Records from a collection of figures
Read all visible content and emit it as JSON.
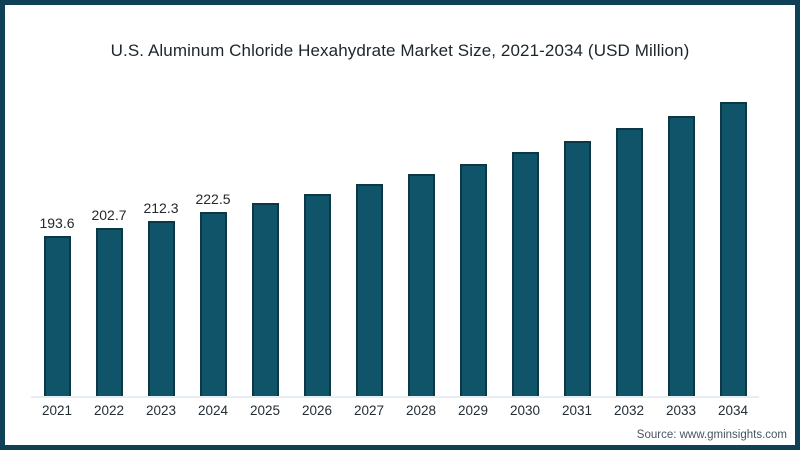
{
  "chart_data": {
    "type": "bar",
    "title": "U.S. Aluminum Chloride Hexahydrate Market Size, 2021-2034 (USD Million)",
    "categories": [
      "2021",
      "2022",
      "2023",
      "2024",
      "2025",
      "2026",
      "2027",
      "2028",
      "2029",
      "2030",
      "2031",
      "2032",
      "2033",
      "2034"
    ],
    "values": [
      193.6,
      202.7,
      212.3,
      222.5,
      233.2,
      244.4,
      256.1,
      268.4,
      281.3,
      294.8,
      308.9,
      323.7,
      339.3,
      355.5
    ],
    "value_labels_visible": [
      "193.6",
      "202.7",
      "212.3",
      "222.5",
      "",
      "",
      "",
      "",
      "",
      "",
      "",
      "",
      "",
      ""
    ],
    "xlabel": "",
    "ylabel": "",
    "ylim": [
      0,
      380
    ],
    "grid": false,
    "legend": false,
    "bar_color": "#10546A",
    "bar_border_color": "#0C3845"
  },
  "source": {
    "text": "Source: www.gminsights.com"
  },
  "colors": {
    "frame_border": "#0E4155",
    "baseline": "#E4EEF3",
    "background": "#FFFFFF",
    "title_text": "#1B262C",
    "axis_text": "#232E35",
    "source_text": "#475663"
  }
}
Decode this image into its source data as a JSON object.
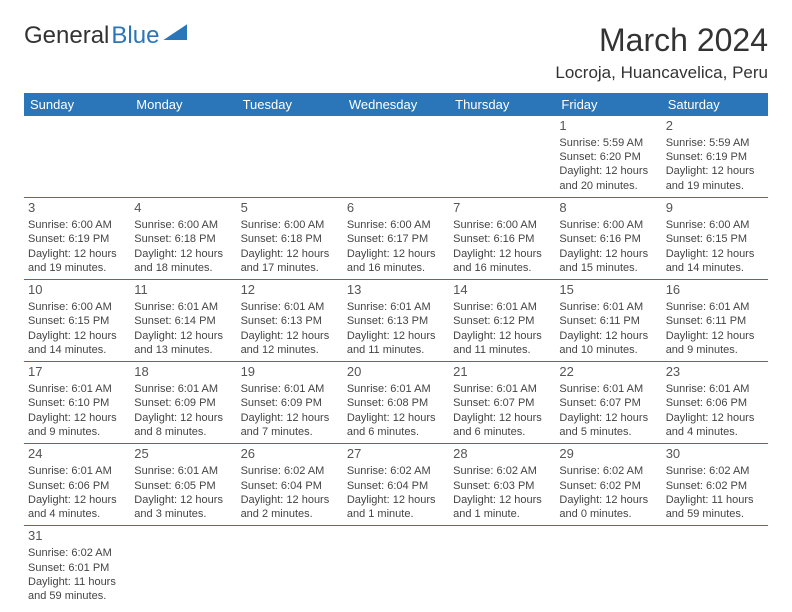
{
  "brand": {
    "part1": "General",
    "part2": "Blue"
  },
  "title": "March 2024",
  "location": "Locroja, Huancavelica, Peru",
  "colors": {
    "accent": "#2a76b8",
    "text": "#333333",
    "bg": "#ffffff"
  },
  "dayHeaders": [
    "Sunday",
    "Monday",
    "Tuesday",
    "Wednesday",
    "Thursday",
    "Friday",
    "Saturday"
  ],
  "weeks": [
    [
      null,
      null,
      null,
      null,
      null,
      {
        "n": "1",
        "r": "Sunrise: 5:59 AM",
        "s": "Sunset: 6:20 PM",
        "d1": "Daylight: 12 hours",
        "d2": "and 20 minutes."
      },
      {
        "n": "2",
        "r": "Sunrise: 5:59 AM",
        "s": "Sunset: 6:19 PM",
        "d1": "Daylight: 12 hours",
        "d2": "and 19 minutes."
      }
    ],
    [
      {
        "n": "3",
        "r": "Sunrise: 6:00 AM",
        "s": "Sunset: 6:19 PM",
        "d1": "Daylight: 12 hours",
        "d2": "and 19 minutes."
      },
      {
        "n": "4",
        "r": "Sunrise: 6:00 AM",
        "s": "Sunset: 6:18 PM",
        "d1": "Daylight: 12 hours",
        "d2": "and 18 minutes."
      },
      {
        "n": "5",
        "r": "Sunrise: 6:00 AM",
        "s": "Sunset: 6:18 PM",
        "d1": "Daylight: 12 hours",
        "d2": "and 17 minutes."
      },
      {
        "n": "6",
        "r": "Sunrise: 6:00 AM",
        "s": "Sunset: 6:17 PM",
        "d1": "Daylight: 12 hours",
        "d2": "and 16 minutes."
      },
      {
        "n": "7",
        "r": "Sunrise: 6:00 AM",
        "s": "Sunset: 6:16 PM",
        "d1": "Daylight: 12 hours",
        "d2": "and 16 minutes."
      },
      {
        "n": "8",
        "r": "Sunrise: 6:00 AM",
        "s": "Sunset: 6:16 PM",
        "d1": "Daylight: 12 hours",
        "d2": "and 15 minutes."
      },
      {
        "n": "9",
        "r": "Sunrise: 6:00 AM",
        "s": "Sunset: 6:15 PM",
        "d1": "Daylight: 12 hours",
        "d2": "and 14 minutes."
      }
    ],
    [
      {
        "n": "10",
        "r": "Sunrise: 6:00 AM",
        "s": "Sunset: 6:15 PM",
        "d1": "Daylight: 12 hours",
        "d2": "and 14 minutes."
      },
      {
        "n": "11",
        "r": "Sunrise: 6:01 AM",
        "s": "Sunset: 6:14 PM",
        "d1": "Daylight: 12 hours",
        "d2": "and 13 minutes."
      },
      {
        "n": "12",
        "r": "Sunrise: 6:01 AM",
        "s": "Sunset: 6:13 PM",
        "d1": "Daylight: 12 hours",
        "d2": "and 12 minutes."
      },
      {
        "n": "13",
        "r": "Sunrise: 6:01 AM",
        "s": "Sunset: 6:13 PM",
        "d1": "Daylight: 12 hours",
        "d2": "and 11 minutes."
      },
      {
        "n": "14",
        "r": "Sunrise: 6:01 AM",
        "s": "Sunset: 6:12 PM",
        "d1": "Daylight: 12 hours",
        "d2": "and 11 minutes."
      },
      {
        "n": "15",
        "r": "Sunrise: 6:01 AM",
        "s": "Sunset: 6:11 PM",
        "d1": "Daylight: 12 hours",
        "d2": "and 10 minutes."
      },
      {
        "n": "16",
        "r": "Sunrise: 6:01 AM",
        "s": "Sunset: 6:11 PM",
        "d1": "Daylight: 12 hours",
        "d2": "and 9 minutes."
      }
    ],
    [
      {
        "n": "17",
        "r": "Sunrise: 6:01 AM",
        "s": "Sunset: 6:10 PM",
        "d1": "Daylight: 12 hours",
        "d2": "and 9 minutes."
      },
      {
        "n": "18",
        "r": "Sunrise: 6:01 AM",
        "s": "Sunset: 6:09 PM",
        "d1": "Daylight: 12 hours",
        "d2": "and 8 minutes."
      },
      {
        "n": "19",
        "r": "Sunrise: 6:01 AM",
        "s": "Sunset: 6:09 PM",
        "d1": "Daylight: 12 hours",
        "d2": "and 7 minutes."
      },
      {
        "n": "20",
        "r": "Sunrise: 6:01 AM",
        "s": "Sunset: 6:08 PM",
        "d1": "Daylight: 12 hours",
        "d2": "and 6 minutes."
      },
      {
        "n": "21",
        "r": "Sunrise: 6:01 AM",
        "s": "Sunset: 6:07 PM",
        "d1": "Daylight: 12 hours",
        "d2": "and 6 minutes."
      },
      {
        "n": "22",
        "r": "Sunrise: 6:01 AM",
        "s": "Sunset: 6:07 PM",
        "d1": "Daylight: 12 hours",
        "d2": "and 5 minutes."
      },
      {
        "n": "23",
        "r": "Sunrise: 6:01 AM",
        "s": "Sunset: 6:06 PM",
        "d1": "Daylight: 12 hours",
        "d2": "and 4 minutes."
      }
    ],
    [
      {
        "n": "24",
        "r": "Sunrise: 6:01 AM",
        "s": "Sunset: 6:06 PM",
        "d1": "Daylight: 12 hours",
        "d2": "and 4 minutes."
      },
      {
        "n": "25",
        "r": "Sunrise: 6:01 AM",
        "s": "Sunset: 6:05 PM",
        "d1": "Daylight: 12 hours",
        "d2": "and 3 minutes."
      },
      {
        "n": "26",
        "r": "Sunrise: 6:02 AM",
        "s": "Sunset: 6:04 PM",
        "d1": "Daylight: 12 hours",
        "d2": "and 2 minutes."
      },
      {
        "n": "27",
        "r": "Sunrise: 6:02 AM",
        "s": "Sunset: 6:04 PM",
        "d1": "Daylight: 12 hours",
        "d2": "and 1 minute."
      },
      {
        "n": "28",
        "r": "Sunrise: 6:02 AM",
        "s": "Sunset: 6:03 PM",
        "d1": "Daylight: 12 hours",
        "d2": "and 1 minute."
      },
      {
        "n": "29",
        "r": "Sunrise: 6:02 AM",
        "s": "Sunset: 6:02 PM",
        "d1": "Daylight: 12 hours",
        "d2": "and 0 minutes."
      },
      {
        "n": "30",
        "r": "Sunrise: 6:02 AM",
        "s": "Sunset: 6:02 PM",
        "d1": "Daylight: 11 hours",
        "d2": "and 59 minutes."
      }
    ],
    [
      {
        "n": "31",
        "r": "Sunrise: 6:02 AM",
        "s": "Sunset: 6:01 PM",
        "d1": "Daylight: 11 hours",
        "d2": "and 59 minutes."
      },
      null,
      null,
      null,
      null,
      null,
      null
    ]
  ]
}
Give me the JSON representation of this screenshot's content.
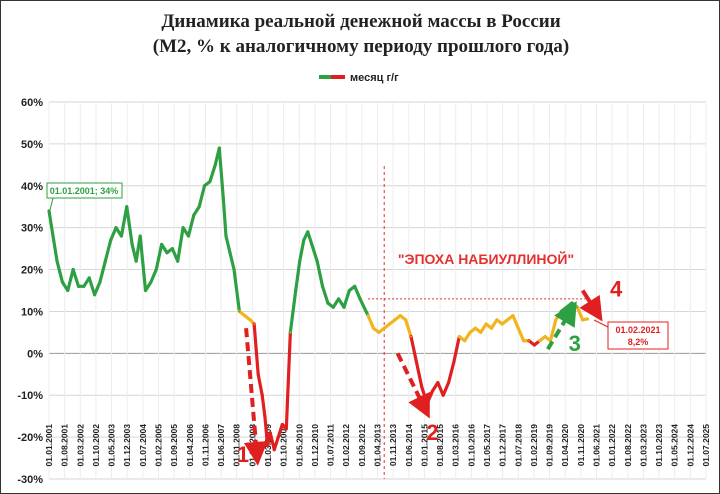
{
  "chart_data": {
    "type": "line",
    "title": "Динамика реальной денежной массы в России",
    "subtitle": "(М2, % к аналогичному периоду прошлого года)",
    "legend": {
      "label": "месяц г/г",
      "position": "top"
    },
    "ylim": [
      -30,
      60
    ],
    "yticks": [
      "60%",
      "50%",
      "40%",
      "30%",
      "20%",
      "10%",
      "0%",
      "-10%",
      "-20%",
      "-30%"
    ],
    "ytick_values": [
      60,
      50,
      40,
      30,
      20,
      10,
      0,
      -10,
      -20,
      -30
    ],
    "xtick_labels": [
      "01.01.2001",
      "01.08.2001",
      "01.03.2002",
      "01.10.2002",
      "01.05.2003",
      "01.12.2003",
      "01.07.2004",
      "01.02.2005",
      "01.09.2005",
      "01.04.2006",
      "01.11.2006",
      "01.06.2007",
      "01.01.2008",
      "01.08.2008",
      "01.03.2009",
      "01.10.2009",
      "01.05.2010",
      "01.12.2010",
      "01.07.2011",
      "01.02.2012",
      "01.09.2012",
      "01.04.2013",
      "01.11.2013",
      "01.06.2014",
      "01.01.2015",
      "01.08.2015",
      "01.03.2016",
      "01.10.2016",
      "01.05.2017",
      "01.12.2017",
      "01.07.2018",
      "01.02.2019",
      "01.09.2019",
      "01.04.2020",
      "01.11.2020",
      "01.06.2021",
      "01.01.2022",
      "01.08.2022",
      "01.03.2023",
      "01.10.2023",
      "01.05.2024",
      "01.12.2024",
      "01.07.2025"
    ],
    "grid": true,
    "series": [
      {
        "name": "месяц г/г",
        "x": [
          2001.0,
          2001.3,
          2001.5,
          2001.7,
          2001.9,
          2002.1,
          2002.3,
          2002.5,
          2002.7,
          2002.9,
          2003.1,
          2003.3,
          2003.5,
          2003.7,
          2003.9,
          2004.1,
          2004.25,
          2004.4,
          2004.6,
          2004.8,
          2005.0,
          2005.2,
          2005.4,
          2005.6,
          2005.8,
          2006.0,
          2006.2,
          2006.4,
          2006.6,
          2006.8,
          2007.0,
          2007.2,
          2007.35,
          2007.5,
          2007.6,
          2007.75,
          2007.9,
          2008.1,
          2008.3,
          2008.5,
          2008.65,
          2008.8,
          2008.95,
          2009.05,
          2009.15,
          2009.25,
          2009.4,
          2009.55,
          2009.7,
          2009.85,
          2010.0,
          2010.2,
          2010.35,
          2010.5,
          2010.65,
          2010.8,
          2011.0,
          2011.2,
          2011.4,
          2011.6,
          2011.8,
          2012.0,
          2012.2,
          2012.4,
          2012.6,
          2012.75,
          2012.9,
          2013.1,
          2013.3,
          2013.5,
          2013.7,
          2013.9,
          2014.1,
          2014.3,
          2014.5,
          2014.7,
          2014.9,
          2015.1,
          2015.3,
          2015.5,
          2015.7,
          2015.9,
          2016.1,
          2016.3,
          2016.5,
          2016.7,
          2016.9,
          2017.1,
          2017.3,
          2017.5,
          2017.7,
          2017.9,
          2018.1,
          2018.3,
          2018.5,
          2018.7,
          2018.9,
          2019.1,
          2019.3,
          2019.5,
          2019.7,
          2019.9,
          2020.1,
          2020.3,
          2020.5,
          2020.7,
          2020.9,
          2021.08
        ],
        "values": [
          34,
          22,
          17,
          15,
          20,
          16,
          16,
          18,
          14,
          17,
          22,
          27,
          30,
          28,
          35,
          26,
          22,
          28,
          15,
          17,
          20,
          26,
          24,
          25,
          22,
          30,
          28,
          33,
          35,
          40,
          41,
          45,
          49,
          37,
          28,
          24,
          20,
          10,
          9,
          8,
          7,
          -5,
          -10,
          -15,
          -22,
          -19,
          -23,
          -20,
          -17,
          -18,
          5,
          15,
          22,
          27,
          29,
          26,
          22,
          16,
          12,
          11,
          13,
          11,
          15,
          16,
          13,
          11,
          9,
          6,
          5,
          6,
          7,
          8,
          9,
          8,
          4,
          -2,
          -8,
          -12,
          -9,
          -7,
          -10,
          -7,
          -2,
          4,
          3,
          5,
          6,
          5,
          7,
          6,
          8,
          7,
          8,
          9,
          6,
          3,
          3,
          2,
          3,
          4,
          3,
          8,
          10,
          11,
          12,
          11,
          8,
          8.2
        ],
        "color_high": "#2ea043",
        "color_mid": "#f1b41c",
        "color_low": "#e02020"
      }
    ],
    "annotations": [
      {
        "type": "callout",
        "x": 2001.0,
        "y": 34,
        "label": "01.01.2001; 34%",
        "color": "#2ea043"
      },
      {
        "type": "callout",
        "x": 2021.08,
        "y": 8.2,
        "label": "01.02.2021\n8,2%",
        "color": "#e02020"
      },
      {
        "type": "text",
        "label": "\"ЭПОХА НАБИУЛЛИНОЙ\"",
        "color": "#e53030"
      },
      {
        "type": "vline",
        "x": 2013.5,
        "color": "#e53030"
      },
      {
        "type": "hline",
        "y": 13,
        "x_from": 2012.9,
        "x_to": 2021.0,
        "color": "#e53030"
      },
      {
        "type": "arrow",
        "label": "1",
        "color": "#e02020",
        "x_from": 2008.35,
        "y_from": 6,
        "x_to": 2008.75,
        "y_to": -24
      },
      {
        "type": "arrow",
        "label": "2",
        "color": "#e02020",
        "x_from": 2014.0,
        "y_from": 0,
        "x_to": 2015.0,
        "y_to": -13
      },
      {
        "type": "arrow",
        "label": "3",
        "color": "#2ea043",
        "x_from": 2019.6,
        "y_from": 1,
        "x_to": 2020.45,
        "y_to": 10
      },
      {
        "type": "arrow",
        "label": "4",
        "color": "#e02020",
        "x_from": 2020.9,
        "y_from": 15,
        "x_to": 2021.4,
        "y_to": 10
      }
    ]
  }
}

◆ What you need to do ◆
Pick out the lines containing the string "this" and show them.

◆ Final answer ◆
Decode this image into its source data as a JSON object.
Give me the JSON representation of this screenshot's content.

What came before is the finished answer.